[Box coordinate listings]

===

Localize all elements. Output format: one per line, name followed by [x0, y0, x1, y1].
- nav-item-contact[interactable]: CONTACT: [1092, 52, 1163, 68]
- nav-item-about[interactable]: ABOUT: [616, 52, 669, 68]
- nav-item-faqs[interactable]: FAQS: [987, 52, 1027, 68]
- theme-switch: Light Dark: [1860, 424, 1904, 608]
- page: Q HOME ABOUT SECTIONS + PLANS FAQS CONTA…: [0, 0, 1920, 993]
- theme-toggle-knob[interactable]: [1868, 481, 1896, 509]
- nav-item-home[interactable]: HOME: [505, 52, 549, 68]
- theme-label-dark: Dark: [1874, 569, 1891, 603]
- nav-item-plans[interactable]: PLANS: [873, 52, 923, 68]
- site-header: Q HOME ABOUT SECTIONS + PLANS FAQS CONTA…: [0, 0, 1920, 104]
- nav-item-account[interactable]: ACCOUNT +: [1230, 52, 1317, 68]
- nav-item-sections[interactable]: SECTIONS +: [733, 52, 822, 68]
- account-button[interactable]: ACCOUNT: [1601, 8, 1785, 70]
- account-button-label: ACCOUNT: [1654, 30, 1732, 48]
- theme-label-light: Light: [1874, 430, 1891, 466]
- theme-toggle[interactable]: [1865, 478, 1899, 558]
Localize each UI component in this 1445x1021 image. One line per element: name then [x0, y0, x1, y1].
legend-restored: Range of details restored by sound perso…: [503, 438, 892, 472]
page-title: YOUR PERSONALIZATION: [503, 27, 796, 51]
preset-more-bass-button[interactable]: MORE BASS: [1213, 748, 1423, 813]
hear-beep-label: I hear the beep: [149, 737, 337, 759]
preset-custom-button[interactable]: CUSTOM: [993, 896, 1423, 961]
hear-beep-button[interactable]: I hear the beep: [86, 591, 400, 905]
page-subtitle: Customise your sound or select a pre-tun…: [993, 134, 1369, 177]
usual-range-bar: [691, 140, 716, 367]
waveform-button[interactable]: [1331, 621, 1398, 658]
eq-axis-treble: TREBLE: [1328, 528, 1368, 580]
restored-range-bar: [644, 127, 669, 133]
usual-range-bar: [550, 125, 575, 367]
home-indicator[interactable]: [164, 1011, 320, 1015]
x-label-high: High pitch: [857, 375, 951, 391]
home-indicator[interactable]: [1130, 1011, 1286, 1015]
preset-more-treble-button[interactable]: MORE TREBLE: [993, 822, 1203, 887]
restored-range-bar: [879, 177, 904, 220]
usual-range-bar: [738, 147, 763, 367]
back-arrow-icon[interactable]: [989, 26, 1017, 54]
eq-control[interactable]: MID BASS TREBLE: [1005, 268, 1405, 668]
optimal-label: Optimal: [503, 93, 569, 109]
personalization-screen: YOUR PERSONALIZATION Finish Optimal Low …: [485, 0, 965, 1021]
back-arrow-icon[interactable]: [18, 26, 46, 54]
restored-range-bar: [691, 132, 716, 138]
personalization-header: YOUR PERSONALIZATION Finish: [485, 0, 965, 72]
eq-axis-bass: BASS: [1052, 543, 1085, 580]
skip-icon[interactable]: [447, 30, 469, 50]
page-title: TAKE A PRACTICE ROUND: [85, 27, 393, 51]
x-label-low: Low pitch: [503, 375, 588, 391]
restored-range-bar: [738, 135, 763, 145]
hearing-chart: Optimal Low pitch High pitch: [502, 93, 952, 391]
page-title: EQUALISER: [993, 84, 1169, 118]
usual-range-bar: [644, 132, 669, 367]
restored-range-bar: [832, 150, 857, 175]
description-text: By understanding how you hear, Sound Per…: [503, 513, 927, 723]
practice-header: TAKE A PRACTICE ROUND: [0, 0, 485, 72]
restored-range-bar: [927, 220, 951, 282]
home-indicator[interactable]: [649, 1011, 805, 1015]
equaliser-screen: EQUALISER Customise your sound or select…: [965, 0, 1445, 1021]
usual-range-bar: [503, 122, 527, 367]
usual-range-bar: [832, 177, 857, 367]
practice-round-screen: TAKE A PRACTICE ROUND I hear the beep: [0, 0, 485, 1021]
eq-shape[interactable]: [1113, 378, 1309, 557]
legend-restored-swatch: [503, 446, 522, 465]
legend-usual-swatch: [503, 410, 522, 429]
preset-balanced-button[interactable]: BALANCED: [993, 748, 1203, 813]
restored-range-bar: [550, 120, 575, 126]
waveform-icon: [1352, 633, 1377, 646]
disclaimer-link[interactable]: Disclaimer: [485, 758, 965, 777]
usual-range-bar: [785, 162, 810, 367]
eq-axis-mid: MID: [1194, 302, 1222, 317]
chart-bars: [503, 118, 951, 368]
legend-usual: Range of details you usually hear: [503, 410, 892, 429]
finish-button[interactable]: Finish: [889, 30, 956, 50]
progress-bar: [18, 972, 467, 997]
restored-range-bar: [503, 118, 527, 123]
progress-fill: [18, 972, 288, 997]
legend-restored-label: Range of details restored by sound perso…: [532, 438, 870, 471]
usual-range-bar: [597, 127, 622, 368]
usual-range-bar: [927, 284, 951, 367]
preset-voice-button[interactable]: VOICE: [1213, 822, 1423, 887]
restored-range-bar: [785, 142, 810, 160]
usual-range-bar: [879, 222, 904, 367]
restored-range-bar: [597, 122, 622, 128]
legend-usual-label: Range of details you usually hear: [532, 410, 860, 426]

===

*Problem details*
Rewrite the lines as a Markdown table with the columns "No." and "Text", giving each line a running number under "No." and its wording under "Text". Begin at the start of the rows, stop after the line that contains "- account-button-label: ACCOUNT: [1654, 30, 1732, 48]", and omit any blank lines.

*Result of this task*
| No. | Text |
|---|---|
| 1 | Localize all elements. Output format: one per line, name followed by [x0, y0, x1, y1]. |
| 2 | - nav-item-contact[interactable]: CONTACT: [1092, 52, 1163, 68] |
| 3 | - nav-item-about[interactable]: ABOUT: [616, 52, 669, 68] |
| 4 | - nav-item-faqs[interactable]: FAQS: [987, 52, 1027, 68] |
| 5 | - theme-switch: Light Dark: [1860, 424, 1904, 608] |
| 6 | - page: Q HOME ABOUT SECTIONS + PLANS FAQS CONTA…: [0, 0, 1920, 993] |
| 7 | - theme-toggle-knob[interactable]: [1868, 481, 1896, 509] |
| 8 | - nav-item-home[interactable]: HOME: [505, 52, 549, 68] |
| 9 | - theme-label-dark: Dark: [1874, 569, 1891, 603] |
| 10 | - nav-item-plans[interactable]: PLANS: [873, 52, 923, 68] |
| 11 | - site-header: Q HOME ABOUT SECTIONS + PLANS FAQS CONTA…: [0, 0, 1920, 104] |
| 12 | - nav-item-account[interactable]: ACCOUNT +: [1230, 52, 1317, 68] |
| 13 | - nav-item-sections[interactable]: SECTIONS +: [733, 52, 822, 68] |
| 14 | - account-button[interactable]: ACCOUNT: [1601, 8, 1785, 70] |
| 15 | - account-button-label: ACCOUNT: [1654, 30, 1732, 48] |